INPUT MATERIAL |
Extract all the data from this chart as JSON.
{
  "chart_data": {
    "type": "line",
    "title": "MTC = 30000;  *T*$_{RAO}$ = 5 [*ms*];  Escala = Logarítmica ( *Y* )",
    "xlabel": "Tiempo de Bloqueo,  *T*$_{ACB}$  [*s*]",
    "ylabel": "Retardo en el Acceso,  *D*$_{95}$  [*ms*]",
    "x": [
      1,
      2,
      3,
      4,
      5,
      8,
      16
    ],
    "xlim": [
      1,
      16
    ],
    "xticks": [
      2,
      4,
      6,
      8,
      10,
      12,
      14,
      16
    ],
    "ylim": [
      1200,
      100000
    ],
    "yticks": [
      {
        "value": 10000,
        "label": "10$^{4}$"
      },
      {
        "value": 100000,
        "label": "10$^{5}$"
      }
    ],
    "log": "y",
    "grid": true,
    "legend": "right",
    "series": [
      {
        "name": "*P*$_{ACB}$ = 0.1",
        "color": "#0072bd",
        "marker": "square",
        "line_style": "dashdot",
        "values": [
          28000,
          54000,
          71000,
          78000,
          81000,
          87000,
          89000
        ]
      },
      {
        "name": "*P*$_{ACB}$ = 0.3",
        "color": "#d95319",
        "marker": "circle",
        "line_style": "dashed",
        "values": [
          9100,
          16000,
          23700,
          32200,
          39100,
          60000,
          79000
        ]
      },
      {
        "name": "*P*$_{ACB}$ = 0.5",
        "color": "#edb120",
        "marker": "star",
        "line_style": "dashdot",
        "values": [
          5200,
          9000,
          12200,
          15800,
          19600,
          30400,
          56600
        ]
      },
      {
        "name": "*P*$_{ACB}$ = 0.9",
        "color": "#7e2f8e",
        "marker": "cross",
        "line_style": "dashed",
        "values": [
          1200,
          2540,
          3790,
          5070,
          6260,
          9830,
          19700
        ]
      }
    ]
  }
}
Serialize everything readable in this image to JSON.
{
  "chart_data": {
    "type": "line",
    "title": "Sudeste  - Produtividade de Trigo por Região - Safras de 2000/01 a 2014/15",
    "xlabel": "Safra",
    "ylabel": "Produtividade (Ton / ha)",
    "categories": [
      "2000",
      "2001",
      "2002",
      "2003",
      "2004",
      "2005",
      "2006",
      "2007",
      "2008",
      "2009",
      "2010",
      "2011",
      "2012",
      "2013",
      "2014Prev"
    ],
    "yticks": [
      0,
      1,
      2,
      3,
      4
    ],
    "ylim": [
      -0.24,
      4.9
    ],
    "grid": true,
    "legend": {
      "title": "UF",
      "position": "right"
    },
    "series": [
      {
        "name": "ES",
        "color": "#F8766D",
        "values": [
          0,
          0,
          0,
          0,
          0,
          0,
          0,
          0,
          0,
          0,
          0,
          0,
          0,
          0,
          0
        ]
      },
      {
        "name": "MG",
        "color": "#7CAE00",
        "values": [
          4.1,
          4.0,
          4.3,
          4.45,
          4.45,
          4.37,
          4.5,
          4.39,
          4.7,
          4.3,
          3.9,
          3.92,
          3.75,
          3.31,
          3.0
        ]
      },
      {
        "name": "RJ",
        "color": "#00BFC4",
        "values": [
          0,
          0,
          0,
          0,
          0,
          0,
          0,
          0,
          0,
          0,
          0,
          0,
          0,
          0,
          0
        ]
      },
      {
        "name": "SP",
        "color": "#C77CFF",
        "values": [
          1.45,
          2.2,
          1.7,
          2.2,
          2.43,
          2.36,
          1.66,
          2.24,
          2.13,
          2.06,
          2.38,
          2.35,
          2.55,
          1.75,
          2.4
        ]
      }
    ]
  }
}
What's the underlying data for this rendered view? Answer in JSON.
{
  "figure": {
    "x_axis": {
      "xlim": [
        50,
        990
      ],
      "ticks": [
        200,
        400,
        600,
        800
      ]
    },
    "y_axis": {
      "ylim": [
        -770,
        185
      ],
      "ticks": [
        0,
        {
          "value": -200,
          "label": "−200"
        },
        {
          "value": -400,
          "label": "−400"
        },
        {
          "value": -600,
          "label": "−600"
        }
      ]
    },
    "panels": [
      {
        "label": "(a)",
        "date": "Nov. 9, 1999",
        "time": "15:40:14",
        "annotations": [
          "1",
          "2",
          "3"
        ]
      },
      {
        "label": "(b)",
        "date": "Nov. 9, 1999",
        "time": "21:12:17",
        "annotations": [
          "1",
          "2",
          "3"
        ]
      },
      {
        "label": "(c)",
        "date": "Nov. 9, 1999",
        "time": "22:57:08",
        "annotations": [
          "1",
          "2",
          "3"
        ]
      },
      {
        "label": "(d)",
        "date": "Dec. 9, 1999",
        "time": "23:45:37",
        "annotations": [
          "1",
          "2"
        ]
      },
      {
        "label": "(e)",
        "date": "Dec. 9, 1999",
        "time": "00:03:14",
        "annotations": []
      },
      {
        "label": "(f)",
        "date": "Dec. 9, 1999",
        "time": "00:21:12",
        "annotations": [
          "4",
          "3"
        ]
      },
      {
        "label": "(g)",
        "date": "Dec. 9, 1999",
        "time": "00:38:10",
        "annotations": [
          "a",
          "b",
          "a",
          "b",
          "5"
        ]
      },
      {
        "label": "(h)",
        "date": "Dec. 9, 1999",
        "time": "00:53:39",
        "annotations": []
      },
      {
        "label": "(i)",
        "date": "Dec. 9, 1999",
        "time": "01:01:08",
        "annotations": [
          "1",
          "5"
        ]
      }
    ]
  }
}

PROBLEM DESCRIPTION | Return the full listing, character for character.

OUTPUT OF THE EXERCISE |
Extract all the data from this chart as JSON.
{
  "chart_data": {
    "type": "line",
    "title": "MTC = 30000;  *T*$_{RAO}$ = 5 [*ms*];  Escala = Logarítmica ( *Y* )",
    "xlabel": "Tiempo de Bloqueo,  *T*$_{ACB}$  [*s*]",
    "ylabel": "Retardo en el Acceso,  *D*$_{95}$  [*ms*]",
    "x": [
      1,
      2,
      3,
      4,
      5,
      8,
      16
    ],
    "xlim": [
      1,
      16
    ],
    "xticks": [
      2,
      4,
      6,
      8,
      10,
      12,
      14,
      16
    ],
    "ylim": [
      1200,
      100000
    ],
    "yticks": [
      {
        "value": 10000,
        "label": "10$^{4}$"
      },
      {
        "value": 100000,
        "label": "10$^{5}$"
      }
    ],
    "log": "y",
    "grid": true,
    "legend": "right",
    "series": [
      {
        "name": "*P*$_{ACB}$ = 0.1",
        "color": "#0072bd",
        "marker": "square",
        "line_style": "dashdot",
        "values": [
          28000,
          54000,
          71000,
          78000,
          81000,
          87000,
          89000
        ]
      },
      {
        "name": "*P*$_{ACB}$ = 0.3",
        "color": "#d95319",
        "marker": "circle",
        "line_style": "dashed",
        "values": [
          9100,
          16000,
          23700,
          32200,
          39100,
          60000,
          79000
        ]
      },
      {
        "name": "*P*$_{ACB}$ = 0.5",
        "color": "#edb120",
        "marker": "star",
        "line_style": "dashdot",
        "values": [
          5200,
          9000,
          12200,
          15800,
          19600,
          30400,
          56600
        ]
      },
      {
        "name": "*P*$_{ACB}$ = 0.9",
        "color": "#7e2f8e",
        "marker": "cross",
        "line_style": "dashed",
        "values": [
          1200,
          2540,
          3790,
          5070,
          6260,
          9830,
          19700
        ]
      }
    ]
  }
}
Serialize everything readable in this image to JSON.
{
  "chart_data": {
    "type": "line",
    "title": "Sudeste  - Produtividade de Trigo por Região - Safras de 2000/01 a 2014/15",
    "xlabel": "Safra",
    "ylabel": "Produtividade (Ton / ha)",
    "categories": [
      "2000",
      "2001",
      "2002",
      "2003",
      "2004",
      "2005",
      "2006",
      "2007",
      "2008",
      "2009",
      "2010",
      "2011",
      "2012",
      "2013",
      "2014Prev"
    ],
    "yticks": [
      0,
      1,
      2,
      3,
      4
    ],
    "ylim": [
      -0.24,
      4.9
    ],
    "grid": true,
    "legend": {
      "title": "UF",
      "position": "right"
    },
    "series": [
      {
        "name": "ES",
        "color": "#F8766D",
        "values": [
          0,
          0,
          0,
          0,
          0,
          0,
          0,
          0,
          0,
          0,
          0,
          0,
          0,
          0,
          0
        ]
      },
      {
        "name": "MG",
        "color": "#7CAE00",
        "values": [
          4.1,
          4.0,
          4.3,
          4.45,
          4.45,
          4.37,
          4.5,
          4.39,
          4.7,
          4.3,
          3.9,
          3.92,
          3.75,
          3.31,
          3.0
        ]
      },
      {
        "name": "RJ",
        "color": "#00BFC4",
        "values": [
          0,
          0,
          0,
          0,
          0,
          0,
          0,
          0,
          0,
          0,
          0,
          0,
          0,
          0,
          0
        ]
      },
      {
        "name": "SP",
        "color": "#C77CFF",
        "values": [
          1.45,
          2.2,
          1.7,
          2.2,
          2.43,
          2.36,
          1.66,
          2.24,
          2.13,
          2.06,
          2.38,
          2.35,
          2.55,
          1.75,
          2.4
        ]
      }
    ]
  }
}
What's the underlying data for this rendered view? Answer in JSON.
{
  "figure": {
    "x_axis": {
      "xlim": [
        50,
        990
      ],
      "ticks": [
        200,
        400,
        600,
        800
      ]
    },
    "y_axis": {
      "ylim": [
        -770,
        185
      ],
      "ticks": [
        0,
        {
          "value": -200,
          "label": "−200"
        },
        {
          "value": -400,
          "label": "−400"
        },
        {
          "value": -600,
          "label": "−600"
        }
      ]
    },
    "panels": [
      {
        "label": "(a)",
        "date": "Nov. 9, 1999",
        "time": "15:40:14",
        "annotations": [
          "1",
          "2",
          "3"
        ]
      },
      {
        "label": "(b)",
        "date": "Nov. 9, 1999",
        "time": "21:12:17",
        "annotations": [
          "1",
          "2",
          "3"
        ]
      },
      {
        "label": "(c)",
        "date": "Nov. 9, 1999",
        "time": "22:57:08",
        "annotations": [
          "1",
          "2",
          "3"
        ]
      },
      {
        "label": "(d)",
        "date": "Dec. 9, 1999",
        "time": "23:45:37",
        "annotations": [
          "1",
          "2"
        ]
      },
      {
        "label": "(e)",
        "date": "Dec. 9, 1999",
        "time": "00:03:14",
        "annotations": []
      },
      {
        "label": "(f)",
        "date": "Dec. 9, 1999",
        "time": "00:21:12",
        "annotations": [
          "4",
          "3"
        ]
      },
      {
        "label": "(g)",
        "date": "Dec. 9, 1999",
        "time": "00:38:10",
        "annotations": [
          "a",
          "b",
          "a",
          "b",
          "5"
        ]
      },
      {
        "label": "(h)",
        "date": "Dec. 9, 1999",
        "time": "00:53:39",
        "annotations": []
      },
      {
        "label": "(i)",
        "date": "Dec. 9, 1999",
        "time": "01:01:08",
        "annotations": [
          "1",
          "5"
        ]
      }
    ]
  }
}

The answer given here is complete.